• **GOAL**
Scan the listing and work out how many lines contain the word "JSON". Nothing but the number should be given.

• **INPUT DATA**

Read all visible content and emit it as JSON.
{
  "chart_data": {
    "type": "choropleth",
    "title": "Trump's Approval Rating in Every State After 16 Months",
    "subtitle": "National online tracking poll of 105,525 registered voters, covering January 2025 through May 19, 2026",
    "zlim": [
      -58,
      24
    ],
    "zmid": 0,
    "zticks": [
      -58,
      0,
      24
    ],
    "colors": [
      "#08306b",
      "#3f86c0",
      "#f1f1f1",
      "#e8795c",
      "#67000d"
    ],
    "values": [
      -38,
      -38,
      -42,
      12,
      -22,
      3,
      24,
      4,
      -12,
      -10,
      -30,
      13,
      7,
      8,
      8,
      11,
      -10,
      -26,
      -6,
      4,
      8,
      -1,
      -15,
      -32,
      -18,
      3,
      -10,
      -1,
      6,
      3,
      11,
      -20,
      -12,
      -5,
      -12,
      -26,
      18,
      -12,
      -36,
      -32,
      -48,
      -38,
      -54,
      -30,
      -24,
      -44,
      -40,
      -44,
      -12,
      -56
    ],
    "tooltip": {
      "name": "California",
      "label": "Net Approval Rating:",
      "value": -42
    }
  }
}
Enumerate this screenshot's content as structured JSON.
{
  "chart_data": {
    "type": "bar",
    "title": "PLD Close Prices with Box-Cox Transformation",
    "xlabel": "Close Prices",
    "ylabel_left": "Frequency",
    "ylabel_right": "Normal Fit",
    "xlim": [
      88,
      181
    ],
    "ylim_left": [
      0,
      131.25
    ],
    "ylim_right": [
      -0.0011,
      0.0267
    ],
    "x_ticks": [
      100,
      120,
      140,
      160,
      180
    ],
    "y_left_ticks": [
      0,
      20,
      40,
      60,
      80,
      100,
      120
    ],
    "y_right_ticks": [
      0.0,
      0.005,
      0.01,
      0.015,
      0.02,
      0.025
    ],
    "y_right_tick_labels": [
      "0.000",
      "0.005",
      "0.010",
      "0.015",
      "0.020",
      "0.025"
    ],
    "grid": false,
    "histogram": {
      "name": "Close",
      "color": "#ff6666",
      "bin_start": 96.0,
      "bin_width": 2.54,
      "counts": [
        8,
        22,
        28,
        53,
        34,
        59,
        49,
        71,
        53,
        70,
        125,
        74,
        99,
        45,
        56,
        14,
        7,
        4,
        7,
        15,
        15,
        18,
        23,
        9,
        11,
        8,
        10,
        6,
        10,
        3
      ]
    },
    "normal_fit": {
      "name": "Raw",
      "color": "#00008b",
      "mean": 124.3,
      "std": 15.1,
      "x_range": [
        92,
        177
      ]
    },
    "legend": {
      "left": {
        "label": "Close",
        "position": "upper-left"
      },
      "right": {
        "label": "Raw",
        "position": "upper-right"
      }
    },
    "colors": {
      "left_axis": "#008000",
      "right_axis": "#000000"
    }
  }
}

• **SOLUTION FOR THIS TASK**
2